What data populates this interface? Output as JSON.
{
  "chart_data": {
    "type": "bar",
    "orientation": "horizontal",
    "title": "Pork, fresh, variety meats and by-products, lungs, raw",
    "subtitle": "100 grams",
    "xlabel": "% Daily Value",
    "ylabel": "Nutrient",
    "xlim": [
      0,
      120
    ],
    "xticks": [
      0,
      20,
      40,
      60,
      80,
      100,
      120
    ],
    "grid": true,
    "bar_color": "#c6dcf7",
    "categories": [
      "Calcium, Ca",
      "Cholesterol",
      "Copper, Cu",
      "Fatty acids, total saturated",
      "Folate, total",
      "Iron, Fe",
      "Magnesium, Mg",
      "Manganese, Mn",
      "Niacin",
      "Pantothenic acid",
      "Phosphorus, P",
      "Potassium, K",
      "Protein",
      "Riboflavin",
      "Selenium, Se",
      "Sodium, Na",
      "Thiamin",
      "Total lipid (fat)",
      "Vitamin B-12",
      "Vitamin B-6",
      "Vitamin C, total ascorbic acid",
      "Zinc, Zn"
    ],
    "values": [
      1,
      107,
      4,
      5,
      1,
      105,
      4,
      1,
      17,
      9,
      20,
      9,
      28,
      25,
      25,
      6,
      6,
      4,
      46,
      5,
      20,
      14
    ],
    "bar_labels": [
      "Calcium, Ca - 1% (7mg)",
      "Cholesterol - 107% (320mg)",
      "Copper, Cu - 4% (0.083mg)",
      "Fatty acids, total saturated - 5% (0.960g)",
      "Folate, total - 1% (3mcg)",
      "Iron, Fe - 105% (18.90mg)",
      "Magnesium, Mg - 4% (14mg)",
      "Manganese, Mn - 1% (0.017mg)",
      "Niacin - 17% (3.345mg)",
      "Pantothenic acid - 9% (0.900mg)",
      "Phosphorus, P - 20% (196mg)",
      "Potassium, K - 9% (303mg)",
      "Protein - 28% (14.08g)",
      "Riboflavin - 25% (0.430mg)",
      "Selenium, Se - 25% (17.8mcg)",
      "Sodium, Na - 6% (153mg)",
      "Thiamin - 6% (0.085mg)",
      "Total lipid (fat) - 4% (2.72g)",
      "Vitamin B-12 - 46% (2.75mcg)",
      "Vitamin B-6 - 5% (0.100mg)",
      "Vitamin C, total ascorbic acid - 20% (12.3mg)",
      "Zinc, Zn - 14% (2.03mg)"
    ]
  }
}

▶ INSTRUCTIONS FOR THE TASK: Repeat every entry exactly, please.

▶ RESPONSE BOX:
What data populates this interface? Output as JSON.
{
  "chart_data": {
    "type": "bar",
    "orientation": "horizontal",
    "title": "Pork, fresh, variety meats and by-products, lungs, raw",
    "subtitle": "100 grams",
    "xlabel": "% Daily Value",
    "ylabel": "Nutrient",
    "xlim": [
      0,
      120
    ],
    "xticks": [
      0,
      20,
      40,
      60,
      80,
      100,
      120
    ],
    "grid": true,
    "bar_color": "#c6dcf7",
    "categories": [
      "Calcium, Ca",
      "Cholesterol",
      "Copper, Cu",
      "Fatty acids, total saturated",
      "Folate, total",
      "Iron, Fe",
      "Magnesium, Mg",
      "Manganese, Mn",
      "Niacin",
      "Pantothenic acid",
      "Phosphorus, P",
      "Potassium, K",
      "Protein",
      "Riboflavin",
      "Selenium, Se",
      "Sodium, Na",
      "Thiamin",
      "Total lipid (fat)",
      "Vitamin B-12",
      "Vitamin B-6",
      "Vitamin C, total ascorbic acid",
      "Zinc, Zn"
    ],
    "values": [
      1,
      107,
      4,
      5,
      1,
      105,
      4,
      1,
      17,
      9,
      20,
      9,
      28,
      25,
      25,
      6,
      6,
      4,
      46,
      5,
      20,
      14
    ],
    "bar_labels": [
      "Calcium, Ca - 1% (7mg)",
      "Cholesterol - 107% (320mg)",
      "Copper, Cu - 4% (0.083mg)",
      "Fatty acids, total saturated - 5% (0.960g)",
      "Folate, total - 1% (3mcg)",
      "Iron, Fe - 105% (18.90mg)",
      "Magnesium, Mg - 4% (14mg)",
      "Manganese, Mn - 1% (0.017mg)",
      "Niacin - 17% (3.345mg)",
      "Pantothenic acid - 9% (0.900mg)",
      "Phosphorus, P - 20% (196mg)",
      "Potassium, K - 9% (303mg)",
      "Protein - 28% (14.08g)",
      "Riboflavin - 25% (0.430mg)",
      "Selenium, Se - 25% (17.8mcg)",
      "Sodium, Na - 6% (153mg)",
      "Thiamin - 6% (0.085mg)",
      "Total lipid (fat) - 4% (2.72g)",
      "Vitamin B-12 - 46% (2.75mcg)",
      "Vitamin B-6 - 5% (0.100mg)",
      "Vitamin C, total ascorbic acid - 20% (12.3mg)",
      "Zinc, Zn - 14% (2.03mg)"
    ]
  }
}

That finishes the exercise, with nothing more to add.